__SHORT EXERCISE__:
Update the rows below by writing them out again with "light source module" changed to "illumination module" everywhere it occurs and every other word left as it is. Leave the pictures out of your answer.

__DATASET RECORDS__:
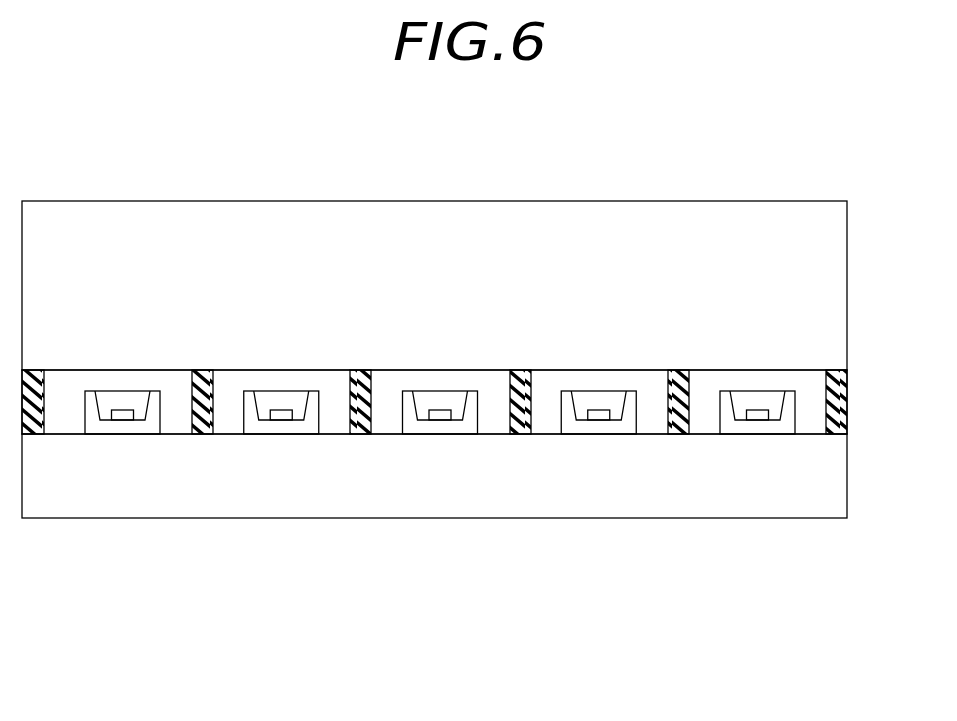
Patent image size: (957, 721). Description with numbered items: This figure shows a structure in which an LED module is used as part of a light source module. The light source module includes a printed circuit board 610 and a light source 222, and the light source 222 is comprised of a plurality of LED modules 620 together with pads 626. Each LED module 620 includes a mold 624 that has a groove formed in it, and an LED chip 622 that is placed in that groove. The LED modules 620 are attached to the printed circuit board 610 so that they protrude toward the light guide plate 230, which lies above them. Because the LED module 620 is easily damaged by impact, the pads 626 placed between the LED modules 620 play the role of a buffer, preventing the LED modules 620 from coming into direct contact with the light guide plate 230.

The light guide plate 230 is at (847, 250).
The light source 222 is at (847, 398).
The printed circuit board 610 is at (847, 476).
The LED module 620 is at (753, 519).
The LED chip 622 is at (763, 420).
The mold 624 is at (739, 428).
The pad 626 is at (678, 434).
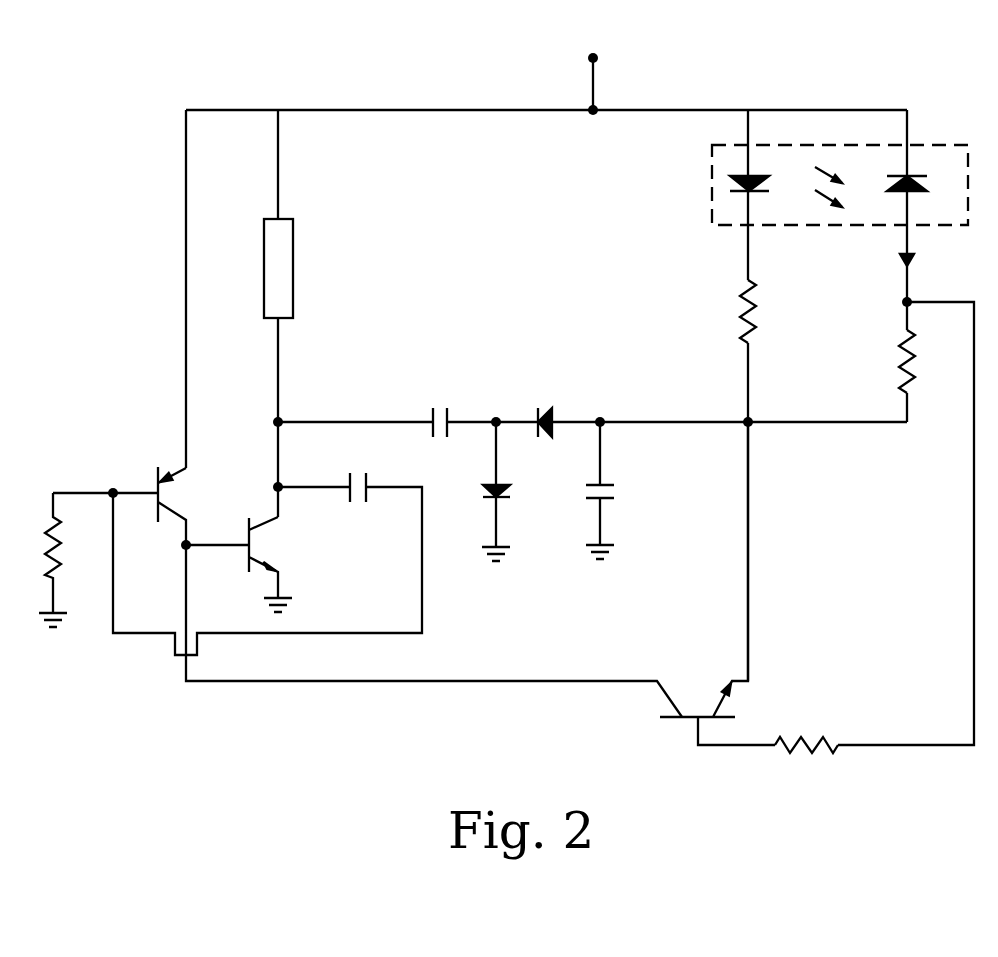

__REPLY TO THE EXERCISE__:
Patent image size: (957, 721). Description with numbered items: This figure shows a structure in which an LED module is used as part of a illumination module. The illumination module includes a printed circuit board 610 and a light source 222, and the light source 222 is comprised of a plurality of LED modules 620 together with pads 626. Each LED module 620 includes a mold 624 that has a groove formed in it, and an LED chip 622 that is placed in that groove. The LED modules 620 are attached to the printed circuit board 610 so that they protrude toward the light guide plate 230, which lies above them. Because the LED module 620 is easily damaged by impact, the pads 626 placed between the LED modules 620 play the role of a buffer, preventing the LED modules 620 from coming into direct contact with the light guide plate 230.

The light guide plate 230 is at (847, 250).
The light source 222 is at (847, 398).
The printed circuit board 610 is at (847, 476).
The LED module 620 is at (753, 519).
The LED chip 622 is at (763, 420).
The mold 624 is at (739, 428).
The pad 626 is at (678, 434).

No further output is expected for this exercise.